• Material provided:
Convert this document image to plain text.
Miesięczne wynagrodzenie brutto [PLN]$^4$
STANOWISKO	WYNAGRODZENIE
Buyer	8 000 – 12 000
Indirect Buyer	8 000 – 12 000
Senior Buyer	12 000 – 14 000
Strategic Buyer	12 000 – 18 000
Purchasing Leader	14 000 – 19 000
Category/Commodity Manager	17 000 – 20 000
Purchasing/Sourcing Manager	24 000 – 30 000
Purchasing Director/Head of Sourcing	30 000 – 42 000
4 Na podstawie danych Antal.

• Work to complete:
From the records above, extract every line exactly as it stands.

• Response to this exercise:
Convert this document image to plain text.
Miesięczne wynagrodzenie brutto [PLN]$^4$
STANOWISKO	WYNAGRODZENIE
Buyer	8 000 – 12 000
Indirect Buyer	8 000 – 12 000
Senior Buyer	12 000 – 14 000
Strategic Buyer	12 000 – 18 000
Purchasing Leader	14 000 – 19 000
Category/Commodity Manager	17 000 – 20 000
Purchasing/Sourcing Manager	24 000 – 30 000
Purchasing Director/Head of Sourcing	30 000 – 42 000
4 Na podstawie danych Antal.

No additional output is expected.